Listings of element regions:
— begin —
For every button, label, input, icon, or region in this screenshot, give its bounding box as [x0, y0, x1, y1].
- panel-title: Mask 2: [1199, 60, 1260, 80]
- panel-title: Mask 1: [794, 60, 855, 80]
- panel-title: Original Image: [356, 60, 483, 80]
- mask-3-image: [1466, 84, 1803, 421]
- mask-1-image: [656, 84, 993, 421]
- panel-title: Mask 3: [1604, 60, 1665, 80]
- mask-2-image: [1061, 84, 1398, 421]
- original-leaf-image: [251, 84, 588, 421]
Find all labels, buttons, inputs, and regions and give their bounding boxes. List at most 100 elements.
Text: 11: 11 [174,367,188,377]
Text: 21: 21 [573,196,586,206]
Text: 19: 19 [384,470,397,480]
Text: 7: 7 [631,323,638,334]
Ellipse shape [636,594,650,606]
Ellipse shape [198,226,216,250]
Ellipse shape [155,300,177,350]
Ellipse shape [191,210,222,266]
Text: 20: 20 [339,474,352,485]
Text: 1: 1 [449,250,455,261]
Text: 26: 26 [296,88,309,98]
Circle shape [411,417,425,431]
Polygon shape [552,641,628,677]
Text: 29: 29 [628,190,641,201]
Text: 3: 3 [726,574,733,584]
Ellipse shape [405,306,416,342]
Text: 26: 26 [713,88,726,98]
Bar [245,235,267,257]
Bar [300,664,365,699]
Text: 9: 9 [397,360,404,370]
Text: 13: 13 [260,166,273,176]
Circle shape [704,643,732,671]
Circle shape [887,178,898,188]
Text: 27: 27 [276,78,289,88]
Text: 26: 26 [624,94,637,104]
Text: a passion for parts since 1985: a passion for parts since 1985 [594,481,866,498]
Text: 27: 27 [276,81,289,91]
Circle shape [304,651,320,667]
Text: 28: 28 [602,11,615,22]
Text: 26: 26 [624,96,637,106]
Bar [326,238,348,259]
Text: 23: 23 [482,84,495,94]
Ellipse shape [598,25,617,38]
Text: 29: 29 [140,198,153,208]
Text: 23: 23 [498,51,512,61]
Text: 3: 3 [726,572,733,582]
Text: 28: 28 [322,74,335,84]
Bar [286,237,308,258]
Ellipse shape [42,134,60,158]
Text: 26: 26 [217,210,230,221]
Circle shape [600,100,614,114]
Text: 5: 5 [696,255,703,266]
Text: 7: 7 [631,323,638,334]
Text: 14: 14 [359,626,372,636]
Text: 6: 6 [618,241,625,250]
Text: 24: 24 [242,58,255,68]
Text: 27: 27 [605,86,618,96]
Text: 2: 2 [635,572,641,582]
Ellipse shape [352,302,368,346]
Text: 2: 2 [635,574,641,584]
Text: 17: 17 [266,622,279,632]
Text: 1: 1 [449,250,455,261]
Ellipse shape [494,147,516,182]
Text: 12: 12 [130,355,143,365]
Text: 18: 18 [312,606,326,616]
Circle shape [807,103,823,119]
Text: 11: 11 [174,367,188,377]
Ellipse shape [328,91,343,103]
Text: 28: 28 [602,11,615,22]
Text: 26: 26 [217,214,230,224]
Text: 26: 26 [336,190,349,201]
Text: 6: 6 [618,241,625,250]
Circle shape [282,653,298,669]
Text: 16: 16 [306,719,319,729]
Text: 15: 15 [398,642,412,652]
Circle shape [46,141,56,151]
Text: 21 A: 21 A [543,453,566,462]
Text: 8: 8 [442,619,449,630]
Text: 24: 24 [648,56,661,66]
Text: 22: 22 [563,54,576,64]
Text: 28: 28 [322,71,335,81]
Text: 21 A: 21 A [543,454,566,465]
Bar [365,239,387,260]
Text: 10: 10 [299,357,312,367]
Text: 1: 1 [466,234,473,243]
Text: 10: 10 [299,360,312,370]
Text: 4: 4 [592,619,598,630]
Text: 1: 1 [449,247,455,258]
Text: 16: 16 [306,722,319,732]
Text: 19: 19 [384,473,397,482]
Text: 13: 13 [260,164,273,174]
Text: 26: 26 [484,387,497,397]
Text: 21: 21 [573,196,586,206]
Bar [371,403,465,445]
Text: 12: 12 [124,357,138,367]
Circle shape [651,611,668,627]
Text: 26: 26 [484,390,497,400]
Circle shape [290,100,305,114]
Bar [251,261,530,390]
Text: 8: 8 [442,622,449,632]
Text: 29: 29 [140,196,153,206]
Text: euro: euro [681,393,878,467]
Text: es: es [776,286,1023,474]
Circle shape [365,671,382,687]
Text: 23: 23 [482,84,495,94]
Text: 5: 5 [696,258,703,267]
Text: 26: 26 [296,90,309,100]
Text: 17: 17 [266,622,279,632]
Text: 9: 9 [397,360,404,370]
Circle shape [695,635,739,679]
— end —
TASK OBJECTIVE ▸ Reproduce verbatim the rows from the beginning of the rows through the line that contains "Text: 18: 18 [312,606,326,616]", including that line.

CORRECT ANSWER ▸
For every button, label, input, icon, or region in this screenshot, give its bounding box as [x0, y0, x1, y1].
- panel-title: Mask 2: [1199, 60, 1260, 80]
- panel-title: Mask 1: [794, 60, 855, 80]
- panel-title: Original Image: [356, 60, 483, 80]
- mask-3-image: [1466, 84, 1803, 421]
- mask-1-image: [656, 84, 993, 421]
- panel-title: Mask 3: [1604, 60, 1665, 80]
- mask-2-image: [1061, 84, 1398, 421]
- original-leaf-image: [251, 84, 588, 421]
Find all labels, buttons, inputs, and regions and give their bounding boxes. List at most 100 elements.
Text: 11: 11 [174,367,188,377]
Text: 21: 21 [573,196,586,206]
Text: 19: 19 [384,470,397,480]
Text: 7: 7 [631,323,638,334]
Ellipse shape [636,594,650,606]
Ellipse shape [198,226,216,250]
Ellipse shape [155,300,177,350]
Ellipse shape [191,210,222,266]
Text: 20: 20 [339,474,352,485]
Text: 1: 1 [449,250,455,261]
Text: 26: 26 [296,88,309,98]
Circle shape [411,417,425,431]
Polygon shape [552,641,628,677]
Text: 29: 29 [628,190,641,201]
Text: 3: 3 [726,574,733,584]
Ellipse shape [405,306,416,342]
Text: 26: 26 [713,88,726,98]
Bar [245,235,267,257]
Bar [300,664,365,699]
Text: 9: 9 [397,360,404,370]
Text: 13: 13 [260,166,273,176]
Circle shape [704,643,732,671]
Circle shape [887,178,898,188]
Text: 27: 27 [276,78,289,88]
Text: 26: 26 [624,94,637,104]
Text: a passion for parts since 1985: a passion for parts since 1985 [594,481,866,498]
Text: 27: 27 [276,81,289,91]
Circle shape [304,651,320,667]
Text: 28: 28 [602,11,615,22]
Text: 26: 26 [624,96,637,106]
Bar [326,238,348,259]
Text: 23: 23 [482,84,495,94]
Ellipse shape [598,25,617,38]
Text: 29: 29 [140,198,153,208]
Text: 23: 23 [498,51,512,61]
Text: 3: 3 [726,572,733,582]
Text: 28: 28 [322,74,335,84]
Bar [286,237,308,258]
Ellipse shape [42,134,60,158]
Text: 26: 26 [217,210,230,221]
Circle shape [600,100,614,114]
Text: 5: 5 [696,255,703,266]
Text: 7: 7 [631,323,638,334]
Text: 14: 14 [359,626,372,636]
Text: 6: 6 [618,241,625,250]
Text: 24: 24 [242,58,255,68]
Text: 27: 27 [605,86,618,96]
Text: 2: 2 [635,572,641,582]
Ellipse shape [352,302,368,346]
Text: 2: 2 [635,574,641,584]
Text: 17: 17 [266,622,279,632]
Text: 1: 1 [449,250,455,261]
Ellipse shape [494,147,516,182]
Text: 12: 12 [130,355,143,365]
Text: 18: 18 [312,606,326,616]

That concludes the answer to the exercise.